_Record set_:

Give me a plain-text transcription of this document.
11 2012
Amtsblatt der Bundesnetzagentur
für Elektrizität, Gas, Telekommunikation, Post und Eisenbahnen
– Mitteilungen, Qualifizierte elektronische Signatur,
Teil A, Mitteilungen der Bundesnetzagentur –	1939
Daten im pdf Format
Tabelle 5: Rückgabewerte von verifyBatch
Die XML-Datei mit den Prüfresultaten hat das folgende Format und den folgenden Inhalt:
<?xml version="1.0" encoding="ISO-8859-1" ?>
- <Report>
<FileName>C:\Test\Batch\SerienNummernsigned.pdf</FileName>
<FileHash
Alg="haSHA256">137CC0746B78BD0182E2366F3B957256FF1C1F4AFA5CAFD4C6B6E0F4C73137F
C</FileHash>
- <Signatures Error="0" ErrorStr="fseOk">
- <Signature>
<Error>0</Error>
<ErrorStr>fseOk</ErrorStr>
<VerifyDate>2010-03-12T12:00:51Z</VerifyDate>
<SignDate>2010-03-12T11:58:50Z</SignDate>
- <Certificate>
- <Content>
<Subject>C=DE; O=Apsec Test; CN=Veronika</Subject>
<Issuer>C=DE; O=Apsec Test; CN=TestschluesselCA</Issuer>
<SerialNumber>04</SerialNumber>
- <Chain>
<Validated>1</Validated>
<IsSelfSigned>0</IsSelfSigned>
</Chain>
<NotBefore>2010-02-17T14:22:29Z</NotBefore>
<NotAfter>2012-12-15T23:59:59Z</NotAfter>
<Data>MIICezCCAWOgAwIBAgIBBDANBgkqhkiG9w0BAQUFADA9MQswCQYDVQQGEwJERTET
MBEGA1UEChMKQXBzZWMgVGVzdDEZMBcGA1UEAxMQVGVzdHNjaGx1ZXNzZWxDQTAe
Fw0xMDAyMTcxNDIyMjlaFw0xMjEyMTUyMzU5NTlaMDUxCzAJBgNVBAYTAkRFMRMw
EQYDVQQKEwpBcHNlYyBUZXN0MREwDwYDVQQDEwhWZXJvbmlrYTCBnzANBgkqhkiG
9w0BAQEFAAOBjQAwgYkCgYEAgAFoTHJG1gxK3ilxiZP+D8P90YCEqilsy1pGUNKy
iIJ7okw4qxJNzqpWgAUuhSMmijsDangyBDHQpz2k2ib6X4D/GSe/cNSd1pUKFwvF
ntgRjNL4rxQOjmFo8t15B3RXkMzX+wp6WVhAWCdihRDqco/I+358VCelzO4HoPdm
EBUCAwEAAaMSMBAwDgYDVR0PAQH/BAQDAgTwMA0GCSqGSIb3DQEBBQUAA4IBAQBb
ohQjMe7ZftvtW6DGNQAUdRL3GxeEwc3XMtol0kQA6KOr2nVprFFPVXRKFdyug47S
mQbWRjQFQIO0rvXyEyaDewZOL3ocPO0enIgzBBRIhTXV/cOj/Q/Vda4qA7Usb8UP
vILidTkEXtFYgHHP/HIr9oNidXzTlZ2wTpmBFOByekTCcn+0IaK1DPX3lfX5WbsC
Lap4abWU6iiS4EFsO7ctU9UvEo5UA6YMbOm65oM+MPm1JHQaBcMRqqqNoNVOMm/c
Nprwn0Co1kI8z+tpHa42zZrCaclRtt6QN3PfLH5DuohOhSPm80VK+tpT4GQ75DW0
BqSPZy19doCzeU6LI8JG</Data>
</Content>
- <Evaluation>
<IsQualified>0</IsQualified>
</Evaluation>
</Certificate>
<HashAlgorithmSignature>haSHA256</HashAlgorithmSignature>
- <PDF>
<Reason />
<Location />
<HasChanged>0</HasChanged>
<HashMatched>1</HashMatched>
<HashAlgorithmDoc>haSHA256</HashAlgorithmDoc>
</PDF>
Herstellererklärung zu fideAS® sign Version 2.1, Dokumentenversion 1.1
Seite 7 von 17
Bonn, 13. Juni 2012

_Short exercise_: Scan the records above for the string "Data", then report every line that contains it.

_The answer_:
<Data>MIICezCCAWOgAwIBAgIBBDANBgkqhkiG9w0BAQUFADA9MQswCQYDVQQGEwJERTET
BqSPZy19doCzeU6LI8JG</Data>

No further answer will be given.